Exercise task |
Can you write out all the lines word for word, with no pictures?

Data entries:
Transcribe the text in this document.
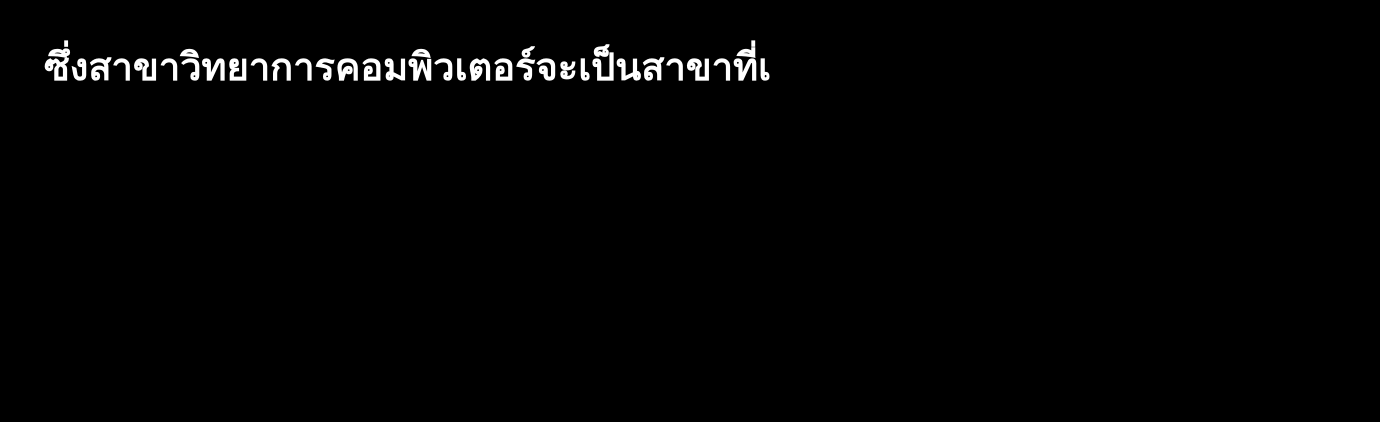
ซึ่งสาขาวิทยาการคอมพิวเตอร์จะเป็นสาขาที่เ
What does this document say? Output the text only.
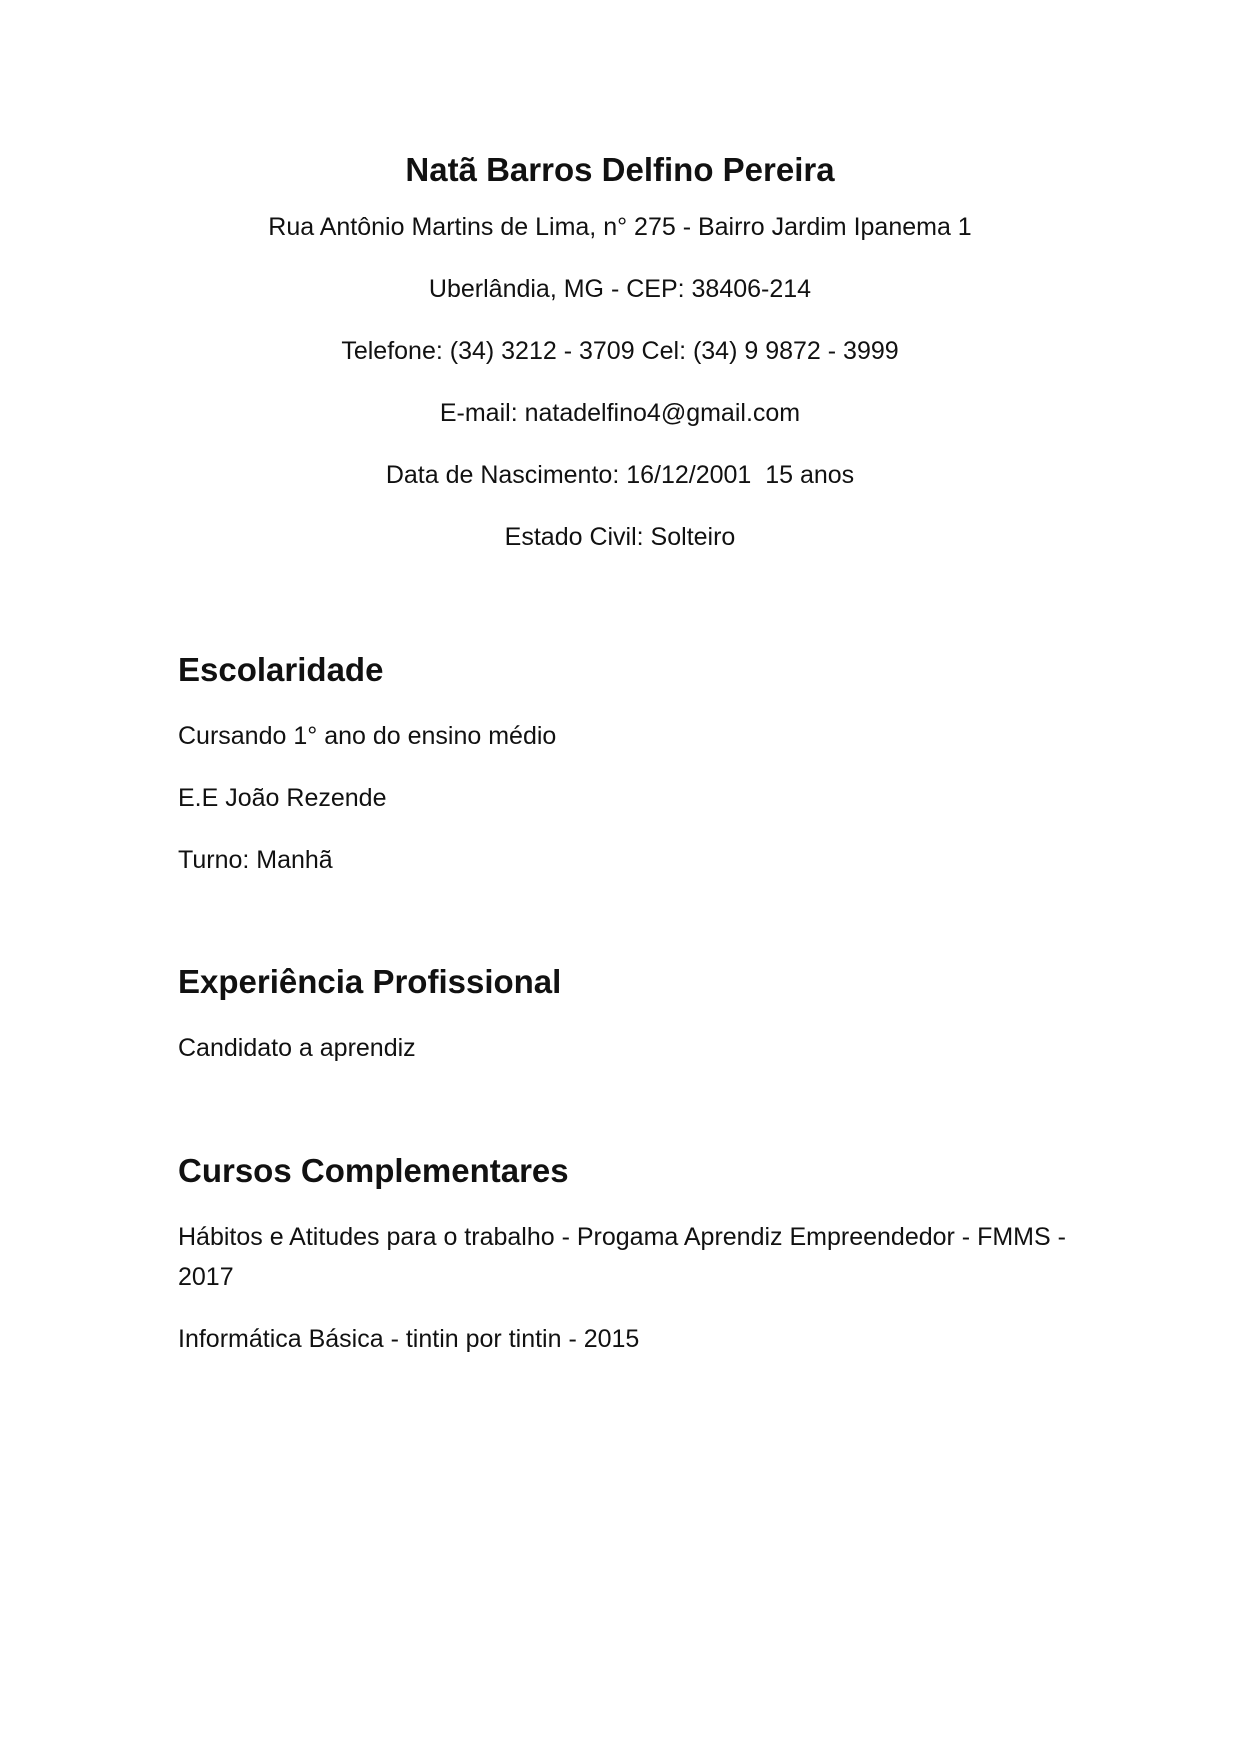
Natã Barros Delfino Pereira
Rua Antônio Martins de Lima, n° 275 - Bairro Jardim Ipanema 1
Uberlândia, MG - CEP: 38406-214
Telefone: (34) 3212 - 3709 Cel: (34) 9 9872 - 3999
E-mail: natadelfino4@gmail.com
Data de Nascimento: 16/12/2001  15 anos
Estado Civil: Solteiro
Escolaridade
Cursando 1° ano do ensino médio
E.E João Rezende
Turno: Manhã
Experiência Profissional
Candidato a aprendiz
Cursos Complementares
Hábitos e Atitudes para o trabalho - Progama Aprendiz Empreendedor - FMMS - 2017
Informática Básica - tintin por tintin - 2015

Output for this task |
Transcribe the text in this document.
ซึ่งสาขาวิทยาการคอมพิวเตอร์จะเป็นสาขาที่เ
What does this document say? Output the text only.
Natã Barros Delfino Pereira
Rua Antônio Martins de Lima, n° 275 - Bairro Jardim Ipanema 1
Uberlândia, MG - CEP: 38406-214
Telefone: (34) 3212 - 3709 Cel: (34) 9 9872 - 3999
E-mail: natadelfino4@gmail.com
Data de Nascimento: 16/12/2001  15 anos
Estado Civil: Solteiro
Escolaridade
Cursando 1° ano do ensino médio
E.E João Rezende
Turno: Manhã
Experiência Profissional
Candidato a aprendiz
Cursos Complementares
Hábitos e Atitudes para o trabalho - Progama Aprendiz Empreendedor - FMMS - 2017
Informática Básica - tintin por tintin - 2015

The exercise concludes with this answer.